:: Task ::
Report how many lines contain "this". The answer is a single number.

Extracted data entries

>> Start

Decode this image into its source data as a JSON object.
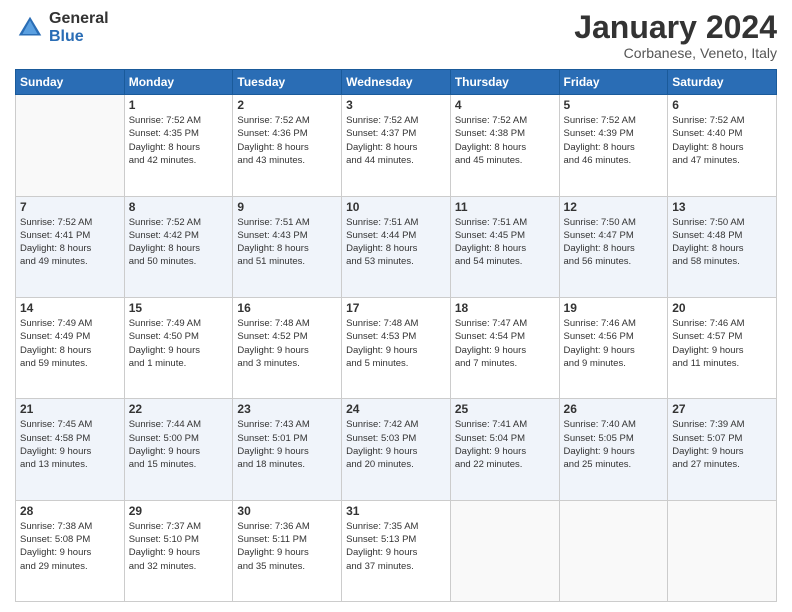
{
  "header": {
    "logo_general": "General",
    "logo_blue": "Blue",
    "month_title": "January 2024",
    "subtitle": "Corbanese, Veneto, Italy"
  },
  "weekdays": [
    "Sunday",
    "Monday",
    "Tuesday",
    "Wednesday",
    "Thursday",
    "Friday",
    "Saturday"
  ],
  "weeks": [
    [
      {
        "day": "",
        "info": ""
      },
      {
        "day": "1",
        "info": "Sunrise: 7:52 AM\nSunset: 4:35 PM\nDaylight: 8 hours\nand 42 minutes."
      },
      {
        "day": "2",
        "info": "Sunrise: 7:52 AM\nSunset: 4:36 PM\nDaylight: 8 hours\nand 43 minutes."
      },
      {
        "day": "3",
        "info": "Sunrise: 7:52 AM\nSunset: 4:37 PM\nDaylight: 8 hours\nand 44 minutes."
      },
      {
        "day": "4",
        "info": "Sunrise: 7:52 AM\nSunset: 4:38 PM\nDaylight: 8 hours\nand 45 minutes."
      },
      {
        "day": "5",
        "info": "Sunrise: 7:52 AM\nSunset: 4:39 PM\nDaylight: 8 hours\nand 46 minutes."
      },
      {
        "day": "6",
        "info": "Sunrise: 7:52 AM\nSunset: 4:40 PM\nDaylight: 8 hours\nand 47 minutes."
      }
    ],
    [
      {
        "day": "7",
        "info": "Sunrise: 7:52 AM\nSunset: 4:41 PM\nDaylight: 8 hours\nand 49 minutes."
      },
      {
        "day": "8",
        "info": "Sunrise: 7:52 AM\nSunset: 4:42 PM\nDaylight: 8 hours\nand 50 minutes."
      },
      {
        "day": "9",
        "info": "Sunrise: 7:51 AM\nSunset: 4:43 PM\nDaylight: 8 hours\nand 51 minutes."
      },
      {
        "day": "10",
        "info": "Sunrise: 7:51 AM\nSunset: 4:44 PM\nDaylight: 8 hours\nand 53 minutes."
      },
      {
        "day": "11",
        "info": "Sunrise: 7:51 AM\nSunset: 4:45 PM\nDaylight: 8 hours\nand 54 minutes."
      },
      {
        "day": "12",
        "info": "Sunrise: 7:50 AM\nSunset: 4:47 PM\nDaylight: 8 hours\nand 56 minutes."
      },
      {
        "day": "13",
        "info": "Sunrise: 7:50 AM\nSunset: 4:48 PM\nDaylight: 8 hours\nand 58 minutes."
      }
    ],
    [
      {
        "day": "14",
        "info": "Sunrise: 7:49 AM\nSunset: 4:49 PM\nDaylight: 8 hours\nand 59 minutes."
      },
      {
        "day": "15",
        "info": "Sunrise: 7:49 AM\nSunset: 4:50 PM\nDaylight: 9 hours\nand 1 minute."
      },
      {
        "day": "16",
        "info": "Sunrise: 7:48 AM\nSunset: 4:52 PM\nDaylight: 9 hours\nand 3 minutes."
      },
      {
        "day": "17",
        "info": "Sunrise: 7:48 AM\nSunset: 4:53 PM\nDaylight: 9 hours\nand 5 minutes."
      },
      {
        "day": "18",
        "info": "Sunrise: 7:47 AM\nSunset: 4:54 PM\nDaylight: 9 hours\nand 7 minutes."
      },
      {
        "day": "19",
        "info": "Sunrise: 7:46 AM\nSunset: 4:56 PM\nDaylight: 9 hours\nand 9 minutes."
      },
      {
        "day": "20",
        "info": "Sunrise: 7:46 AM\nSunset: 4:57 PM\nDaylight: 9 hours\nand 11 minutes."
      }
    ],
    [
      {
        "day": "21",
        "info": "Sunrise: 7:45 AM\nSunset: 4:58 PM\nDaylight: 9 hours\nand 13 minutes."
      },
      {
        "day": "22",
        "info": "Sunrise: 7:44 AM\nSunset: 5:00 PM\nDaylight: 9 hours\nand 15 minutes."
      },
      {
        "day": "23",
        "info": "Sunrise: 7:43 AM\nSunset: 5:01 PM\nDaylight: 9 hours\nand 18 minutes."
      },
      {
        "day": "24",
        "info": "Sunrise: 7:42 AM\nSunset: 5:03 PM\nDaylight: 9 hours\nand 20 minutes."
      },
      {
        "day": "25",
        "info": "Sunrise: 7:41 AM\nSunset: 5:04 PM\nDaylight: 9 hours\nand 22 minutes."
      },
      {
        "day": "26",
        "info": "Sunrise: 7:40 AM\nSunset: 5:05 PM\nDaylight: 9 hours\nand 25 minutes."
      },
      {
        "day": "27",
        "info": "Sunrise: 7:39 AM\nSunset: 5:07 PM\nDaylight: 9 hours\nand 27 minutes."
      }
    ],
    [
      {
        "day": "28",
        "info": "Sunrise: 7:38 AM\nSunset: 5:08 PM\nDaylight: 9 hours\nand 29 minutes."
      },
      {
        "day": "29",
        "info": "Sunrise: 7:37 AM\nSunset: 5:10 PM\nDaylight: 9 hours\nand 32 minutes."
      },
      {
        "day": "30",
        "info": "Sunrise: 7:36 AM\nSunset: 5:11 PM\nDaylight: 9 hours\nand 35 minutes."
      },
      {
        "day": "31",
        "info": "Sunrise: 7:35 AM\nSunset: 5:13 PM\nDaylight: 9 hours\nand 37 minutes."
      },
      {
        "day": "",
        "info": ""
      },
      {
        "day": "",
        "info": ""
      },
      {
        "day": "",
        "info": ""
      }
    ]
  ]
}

>> End
>> Start

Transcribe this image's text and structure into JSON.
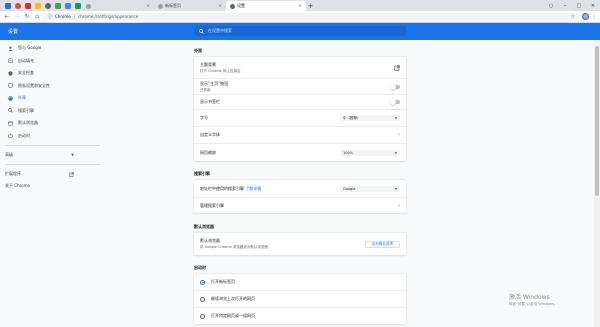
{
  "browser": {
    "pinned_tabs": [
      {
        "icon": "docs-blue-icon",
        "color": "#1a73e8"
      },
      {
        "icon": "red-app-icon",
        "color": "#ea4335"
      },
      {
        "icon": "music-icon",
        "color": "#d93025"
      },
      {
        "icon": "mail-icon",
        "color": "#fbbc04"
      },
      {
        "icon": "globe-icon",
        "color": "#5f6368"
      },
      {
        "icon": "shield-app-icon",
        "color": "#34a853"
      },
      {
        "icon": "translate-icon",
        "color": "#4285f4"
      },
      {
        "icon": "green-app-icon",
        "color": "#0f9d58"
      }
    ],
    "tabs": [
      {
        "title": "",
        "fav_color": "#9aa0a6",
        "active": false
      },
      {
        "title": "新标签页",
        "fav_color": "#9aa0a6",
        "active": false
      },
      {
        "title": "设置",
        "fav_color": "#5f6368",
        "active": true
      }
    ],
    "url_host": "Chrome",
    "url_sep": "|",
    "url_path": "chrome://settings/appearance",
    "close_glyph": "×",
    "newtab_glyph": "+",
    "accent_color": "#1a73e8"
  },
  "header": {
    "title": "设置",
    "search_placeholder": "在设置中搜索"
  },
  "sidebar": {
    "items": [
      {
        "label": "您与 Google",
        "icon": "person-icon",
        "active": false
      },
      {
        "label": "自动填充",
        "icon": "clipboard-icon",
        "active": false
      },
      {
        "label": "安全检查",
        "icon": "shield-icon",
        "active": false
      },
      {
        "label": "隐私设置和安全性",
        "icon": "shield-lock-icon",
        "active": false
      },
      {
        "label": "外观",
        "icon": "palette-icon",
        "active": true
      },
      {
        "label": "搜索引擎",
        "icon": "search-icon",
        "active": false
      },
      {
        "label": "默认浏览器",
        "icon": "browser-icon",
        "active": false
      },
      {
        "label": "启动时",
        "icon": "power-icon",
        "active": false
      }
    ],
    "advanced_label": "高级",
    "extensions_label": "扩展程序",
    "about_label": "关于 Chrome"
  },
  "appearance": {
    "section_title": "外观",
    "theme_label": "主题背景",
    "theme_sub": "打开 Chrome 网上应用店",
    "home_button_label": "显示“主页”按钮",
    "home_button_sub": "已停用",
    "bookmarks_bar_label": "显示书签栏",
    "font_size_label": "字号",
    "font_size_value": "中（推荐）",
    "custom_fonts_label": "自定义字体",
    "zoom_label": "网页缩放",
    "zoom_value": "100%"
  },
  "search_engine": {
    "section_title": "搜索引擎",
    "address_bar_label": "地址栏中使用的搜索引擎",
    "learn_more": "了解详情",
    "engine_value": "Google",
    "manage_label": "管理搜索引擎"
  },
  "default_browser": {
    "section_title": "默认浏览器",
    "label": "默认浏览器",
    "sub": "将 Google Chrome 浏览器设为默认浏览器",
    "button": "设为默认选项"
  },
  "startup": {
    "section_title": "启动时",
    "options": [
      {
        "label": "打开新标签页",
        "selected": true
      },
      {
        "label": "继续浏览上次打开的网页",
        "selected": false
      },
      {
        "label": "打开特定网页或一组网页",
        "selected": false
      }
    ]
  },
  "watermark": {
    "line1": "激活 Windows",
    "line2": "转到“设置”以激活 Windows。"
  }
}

>> End

:: Correct result ::
2